== TASK DETAILS ==
The records below are to be quoted in full; please keep every word exact.

** begin RECORD EXCERPTS **

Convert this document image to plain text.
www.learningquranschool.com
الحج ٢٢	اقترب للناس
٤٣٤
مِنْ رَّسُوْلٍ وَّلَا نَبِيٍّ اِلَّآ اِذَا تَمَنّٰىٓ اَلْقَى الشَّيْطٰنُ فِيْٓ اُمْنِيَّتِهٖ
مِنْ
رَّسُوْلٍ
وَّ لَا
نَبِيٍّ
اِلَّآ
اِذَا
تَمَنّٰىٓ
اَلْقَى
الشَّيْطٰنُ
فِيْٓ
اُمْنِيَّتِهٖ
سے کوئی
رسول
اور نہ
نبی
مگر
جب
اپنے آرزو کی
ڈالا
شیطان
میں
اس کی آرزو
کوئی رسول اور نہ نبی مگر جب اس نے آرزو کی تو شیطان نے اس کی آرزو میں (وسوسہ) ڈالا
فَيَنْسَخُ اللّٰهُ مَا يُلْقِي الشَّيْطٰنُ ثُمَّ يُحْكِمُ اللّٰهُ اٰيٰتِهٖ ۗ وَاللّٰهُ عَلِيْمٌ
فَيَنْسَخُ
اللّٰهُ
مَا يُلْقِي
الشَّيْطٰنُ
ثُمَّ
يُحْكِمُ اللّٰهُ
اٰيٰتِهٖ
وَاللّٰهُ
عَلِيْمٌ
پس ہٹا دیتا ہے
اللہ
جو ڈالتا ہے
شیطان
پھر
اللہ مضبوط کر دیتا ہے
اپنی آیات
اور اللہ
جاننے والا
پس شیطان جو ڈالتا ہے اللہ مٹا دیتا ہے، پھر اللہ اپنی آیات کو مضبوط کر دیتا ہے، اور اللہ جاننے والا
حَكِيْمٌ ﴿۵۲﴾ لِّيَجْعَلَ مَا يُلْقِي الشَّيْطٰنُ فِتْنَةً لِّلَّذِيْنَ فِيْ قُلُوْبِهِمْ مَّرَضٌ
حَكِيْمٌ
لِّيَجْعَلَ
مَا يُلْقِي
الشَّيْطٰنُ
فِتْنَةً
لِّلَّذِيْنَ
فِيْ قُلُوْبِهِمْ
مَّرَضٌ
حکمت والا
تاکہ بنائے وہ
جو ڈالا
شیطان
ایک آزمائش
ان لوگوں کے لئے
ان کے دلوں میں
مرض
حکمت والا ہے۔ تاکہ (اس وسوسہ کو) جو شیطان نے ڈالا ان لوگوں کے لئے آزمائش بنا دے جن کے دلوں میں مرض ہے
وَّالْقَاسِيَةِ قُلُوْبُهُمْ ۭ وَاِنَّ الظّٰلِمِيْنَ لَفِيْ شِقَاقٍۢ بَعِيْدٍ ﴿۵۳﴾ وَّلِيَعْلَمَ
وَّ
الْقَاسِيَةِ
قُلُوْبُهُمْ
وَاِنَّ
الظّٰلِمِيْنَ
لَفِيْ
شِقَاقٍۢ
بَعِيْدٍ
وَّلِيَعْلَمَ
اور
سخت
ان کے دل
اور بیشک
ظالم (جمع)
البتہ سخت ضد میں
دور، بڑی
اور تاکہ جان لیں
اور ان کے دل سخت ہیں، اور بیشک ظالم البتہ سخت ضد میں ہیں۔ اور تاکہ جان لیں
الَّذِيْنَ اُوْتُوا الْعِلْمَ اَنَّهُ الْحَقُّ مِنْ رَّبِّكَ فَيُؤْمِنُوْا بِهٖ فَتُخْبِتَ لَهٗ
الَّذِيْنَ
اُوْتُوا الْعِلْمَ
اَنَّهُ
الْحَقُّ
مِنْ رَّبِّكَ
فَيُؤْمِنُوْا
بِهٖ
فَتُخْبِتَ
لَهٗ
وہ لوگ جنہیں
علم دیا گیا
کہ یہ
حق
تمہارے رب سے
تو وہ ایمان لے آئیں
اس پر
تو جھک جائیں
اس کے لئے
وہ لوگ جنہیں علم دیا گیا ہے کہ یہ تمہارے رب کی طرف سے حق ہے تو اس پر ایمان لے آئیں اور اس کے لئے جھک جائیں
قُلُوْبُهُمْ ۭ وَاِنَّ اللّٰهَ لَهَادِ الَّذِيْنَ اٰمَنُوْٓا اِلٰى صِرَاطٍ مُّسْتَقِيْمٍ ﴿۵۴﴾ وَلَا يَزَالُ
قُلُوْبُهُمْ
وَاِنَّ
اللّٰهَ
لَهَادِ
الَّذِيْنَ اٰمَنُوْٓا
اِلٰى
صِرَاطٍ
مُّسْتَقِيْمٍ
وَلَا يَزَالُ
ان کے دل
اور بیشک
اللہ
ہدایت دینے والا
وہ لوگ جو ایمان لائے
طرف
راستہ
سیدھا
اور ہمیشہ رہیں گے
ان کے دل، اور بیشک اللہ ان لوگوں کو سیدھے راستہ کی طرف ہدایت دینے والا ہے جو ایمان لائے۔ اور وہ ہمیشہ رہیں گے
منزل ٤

** end RECORD EXCERPTS **

== WRITTEN ANSWER ==
Convert this document image to plain text.
www.learningquranschool.com
الحج ٢٢	اقترب للناس
٤٣٤
مِنْ رَّسُوْلٍ وَّلَا نَبِيٍّ اِلَّآ اِذَا تَمَنّٰىٓ اَلْقَى الشَّيْطٰنُ فِيْٓ اُمْنِيَّتِهٖ
مِنْ
رَّسُوْلٍ
وَّ لَا
نَبِيٍّ
اِلَّآ
اِذَا
تَمَنّٰىٓ
اَلْقَى
الشَّيْطٰنُ
فِيْٓ
اُمْنِيَّتِهٖ
سے کوئی
رسول
اور نہ
نبی
مگر
جب
اپنے آرزو کی
ڈالا
شیطان
میں
اس کی آرزو
کوئی رسول اور نہ نبی مگر جب اس نے آرزو کی تو شیطان نے اس کی آرزو میں (وسوسہ) ڈالا
فَيَنْسَخُ اللّٰهُ مَا يُلْقِي الشَّيْطٰنُ ثُمَّ يُحْكِمُ اللّٰهُ اٰيٰتِهٖ ۗ وَاللّٰهُ عَلِيْمٌ
فَيَنْسَخُ
اللّٰهُ
مَا يُلْقِي
الشَّيْطٰنُ
ثُمَّ
يُحْكِمُ اللّٰهُ
اٰيٰتِهٖ
وَاللّٰهُ
عَلِيْمٌ
پس ہٹا دیتا ہے
اللہ
جو ڈالتا ہے
شیطان
پھر
اللہ مضبوط کر دیتا ہے
اپنی آیات
اور اللہ
جاننے والا
پس شیطان جو ڈالتا ہے اللہ مٹا دیتا ہے، پھر اللہ اپنی آیات کو مضبوط کر دیتا ہے، اور اللہ جاننے والا
حَكِيْمٌ ﴿۵۲﴾ لِّيَجْعَلَ مَا يُلْقِي الشَّيْطٰنُ فِتْنَةً لِّلَّذِيْنَ فِيْ قُلُوْبِهِمْ مَّرَضٌ
حَكِيْمٌ
لِّيَجْعَلَ
مَا يُلْقِي
الشَّيْطٰنُ
فِتْنَةً
لِّلَّذِيْنَ
فِيْ قُلُوْبِهِمْ
مَّرَضٌ
حکمت والا
تاکہ بنائے وہ
جو ڈالا
شیطان
ایک آزمائش
ان لوگوں کے لئے
ان کے دلوں میں
مرض
حکمت والا ہے۔ تاکہ (اس وسوسہ کو) جو شیطان نے ڈالا ان لوگوں کے لئے آزمائش بنا دے جن کے دلوں میں مرض ہے
وَّالْقَاسِيَةِ قُلُوْبُهُمْ ۭ وَاِنَّ الظّٰلِمِيْنَ لَفِيْ شِقَاقٍۢ بَعِيْدٍ ﴿۵۳﴾ وَّلِيَعْلَمَ
وَّ
الْقَاسِيَةِ
قُلُوْبُهُمْ
وَاِنَّ
الظّٰلِمِيْنَ
لَفِيْ
شِقَاقٍۢ
بَعِيْدٍ
وَّلِيَعْلَمَ
اور
سخت
ان کے دل
اور بیشک
ظالم (جمع)
البتہ سخت ضد میں
دور، بڑی
اور تاکہ جان لیں
اور ان کے دل سخت ہیں، اور بیشک ظالم البتہ سخت ضد میں ہیں۔ اور تاکہ جان لیں
الَّذِيْنَ اُوْتُوا الْعِلْمَ اَنَّهُ الْحَقُّ مِنْ رَّبِّكَ فَيُؤْمِنُوْا بِهٖ فَتُخْبِتَ لَهٗ
الَّذِيْنَ
اُوْتُوا الْعِلْمَ
اَنَّهُ
الْحَقُّ
مِنْ رَّبِّكَ
فَيُؤْمِنُوْا
بِهٖ
فَتُخْبِتَ
لَهٗ
وہ لوگ جنہیں
علم دیا گیا
کہ یہ
حق
تمہارے رب سے
تو وہ ایمان لے آئیں
اس پر
تو جھک جائیں
اس کے لئے
وہ لوگ جنہیں علم دیا گیا ہے کہ یہ تمہارے رب کی طرف سے حق ہے تو اس پر ایمان لے آئیں اور اس کے لئے جھک جائیں
قُلُوْبُهُمْ ۭ وَاِنَّ اللّٰهَ لَهَادِ الَّذِيْنَ اٰمَنُوْٓا اِلٰى صِرَاطٍ مُّسْتَقِيْمٍ ﴿۵۴﴾ وَلَا يَزَالُ
قُلُوْبُهُمْ
وَاِنَّ
اللّٰهَ
لَهَادِ
الَّذِيْنَ اٰمَنُوْٓا
اِلٰى
صِرَاطٍ
مُّسْتَقِيْمٍ
وَلَا يَزَالُ
ان کے دل
اور بیشک
اللہ
ہدایت دینے والا
وہ لوگ جو ایمان لائے
طرف
راستہ
سیدھا
اور ہمیشہ رہیں گے
ان کے دل، اور بیشک اللہ ان لوگوں کو سیدھے راستہ کی طرف ہدایت دینے والا ہے جو ایمان لائے۔ اور وہ ہمیشہ رہیں گے
منزل ٤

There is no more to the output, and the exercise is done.